■ **Exercise description**:
All entries should be output exactly as they stand.

■ **Data shown**:
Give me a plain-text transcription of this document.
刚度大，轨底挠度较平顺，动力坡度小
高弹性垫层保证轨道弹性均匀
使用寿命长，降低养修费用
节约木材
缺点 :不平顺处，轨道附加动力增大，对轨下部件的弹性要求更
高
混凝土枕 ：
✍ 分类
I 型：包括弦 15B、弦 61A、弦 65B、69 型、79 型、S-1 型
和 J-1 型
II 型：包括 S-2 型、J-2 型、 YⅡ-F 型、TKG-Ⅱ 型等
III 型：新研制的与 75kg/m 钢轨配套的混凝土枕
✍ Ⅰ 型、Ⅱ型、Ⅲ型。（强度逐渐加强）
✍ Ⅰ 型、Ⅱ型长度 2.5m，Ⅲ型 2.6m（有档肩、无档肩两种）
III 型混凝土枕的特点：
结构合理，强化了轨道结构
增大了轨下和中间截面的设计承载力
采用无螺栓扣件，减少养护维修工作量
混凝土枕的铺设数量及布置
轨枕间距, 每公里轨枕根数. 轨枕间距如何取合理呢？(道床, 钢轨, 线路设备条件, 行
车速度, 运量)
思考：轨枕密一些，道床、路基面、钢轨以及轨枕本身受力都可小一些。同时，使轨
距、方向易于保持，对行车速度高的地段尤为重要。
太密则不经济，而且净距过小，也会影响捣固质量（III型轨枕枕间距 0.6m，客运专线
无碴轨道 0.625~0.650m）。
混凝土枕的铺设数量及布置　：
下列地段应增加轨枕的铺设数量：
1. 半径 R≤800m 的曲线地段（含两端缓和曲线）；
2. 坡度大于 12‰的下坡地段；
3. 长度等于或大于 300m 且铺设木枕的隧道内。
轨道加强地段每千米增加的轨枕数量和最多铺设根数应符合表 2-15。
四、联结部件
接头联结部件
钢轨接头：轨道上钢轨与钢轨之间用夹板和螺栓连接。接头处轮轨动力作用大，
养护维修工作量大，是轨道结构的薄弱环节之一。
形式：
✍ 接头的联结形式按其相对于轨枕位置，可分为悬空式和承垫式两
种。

■ **Reply**:
Give me a plain-text transcription of this document.
刚度大，轨底挠度较平顺，动力坡度小
高弹性垫层保证轨道弹性均匀
使用寿命长，降低养修费用
节约木材
缺点 :不平顺处，轨道附加动力增大，对轨下部件的弹性要求更
高
混凝土枕 ：
✍ 分类
I 型：包括弦 15B、弦 61A、弦 65B、69 型、79 型、S-1 型
和 J-1 型
II 型：包括 S-2 型、J-2 型、 YⅡ-F 型、TKG-Ⅱ 型等
III 型：新研制的与 75kg/m 钢轨配套的混凝土枕
✍ Ⅰ 型、Ⅱ型、Ⅲ型。（强度逐渐加强）
✍ Ⅰ 型、Ⅱ型长度 2.5m，Ⅲ型 2.6m（有档肩、无档肩两种）
III 型混凝土枕的特点：
结构合理，强化了轨道结构
增大了轨下和中间截面的设计承载力
采用无螺栓扣件，减少养护维修工作量
混凝土枕的铺设数量及布置
轨枕间距, 每公里轨枕根数. 轨枕间距如何取合理呢？(道床, 钢轨, 线路设备条件, 行
车速度, 运量)
思考：轨枕密一些，道床、路基面、钢轨以及轨枕本身受力都可小一些。同时，使轨
距、方向易于保持，对行车速度高的地段尤为重要。
太密则不经济，而且净距过小，也会影响捣固质量（III型轨枕枕间距 0.6m，客运专线
无碴轨道 0.625~0.650m）。
混凝土枕的铺设数量及布置　：
下列地段应增加轨枕的铺设数量：
1. 半径 R≤800m 的曲线地段（含两端缓和曲线）；
2. 坡度大于 12‰的下坡地段；
3. 长度等于或大于 300m 且铺设木枕的隧道内。
轨道加强地段每千米增加的轨枕数量和最多铺设根数应符合表 2-15。
四、联结部件
接头联结部件
钢轨接头：轨道上钢轨与钢轨之间用夹板和螺栓连接。接头处轮轨动力作用大，
养护维修工作量大，是轨道结构的薄弱环节之一。
形式：
✍ 接头的联结形式按其相对于轨枕位置，可分为悬空式和承垫式两
种。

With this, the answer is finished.